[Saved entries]
______________________________
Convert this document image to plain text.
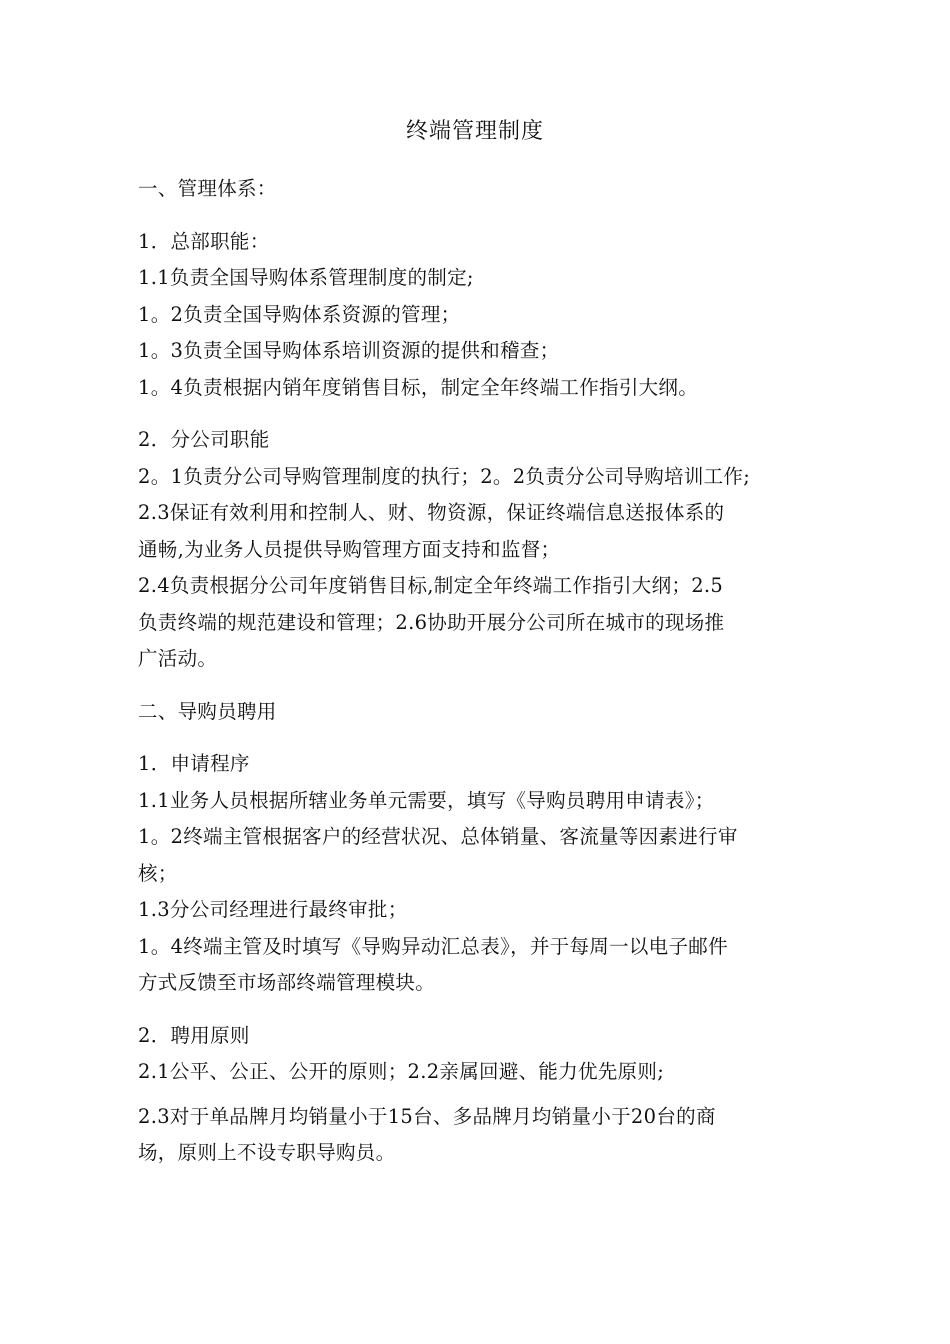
终端管理制度
一、管理体系：
1．总部职能：
1.1负责全国导购体系管理制度的制定;
1。2负责全国导购体系资源的管理；
1。3负责全国导购体系培训资源的提供和稽查；
1。4负责根据内销年度销售目标，制定全年终端工作指引大纲。
2．分公司职能
2。1负责分公司导购管理制度的执行；2。2负责分公司导购培训工作;
2.3保证有效利用和控制人、财、物资源，保证终端信息送报体系的
通畅,为业务人员提供导购管理方面支持和监督；
2.4负责根据分公司年度销售目标,制定全年终端工作指引大纲；2.5
负责终端的规范建设和管理；2.6协助开展分公司所在城市的现场推
广活动。
二、导购员聘用
1．申请程序
1.1业务人员根据所辖业务单元需要，填写《导购员聘用申请表》；
1。2终端主管根据客户的经营状况、总体销量、客流量等因素进行审
核；
1.3分公司经理进行最终审批；
1。4终端主管及时填写《导购异动汇总表》，并于每周一以电子邮件
方式反馈至市场部终端管理模块。
2．聘用原则
2.1公平、公正、公开的原则；2.2亲属回避、能力优先原则;
2.3对于单品牌月均销量小于15台、多品牌月均销量小于20台的商
场，原则上不设专职导购员。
______________________________
TASK OBJECTIVE – Pull out all lines from the entries above in which the word "制定全年终端工作指引大纲" appears.

WRITTEN SOLUTION –
1。4负责根据内销年度销售目标，制定全年终端工作指引大纲。
2.4负责根据分公司年度销售目标,制定全年终端工作指引大纲；2.5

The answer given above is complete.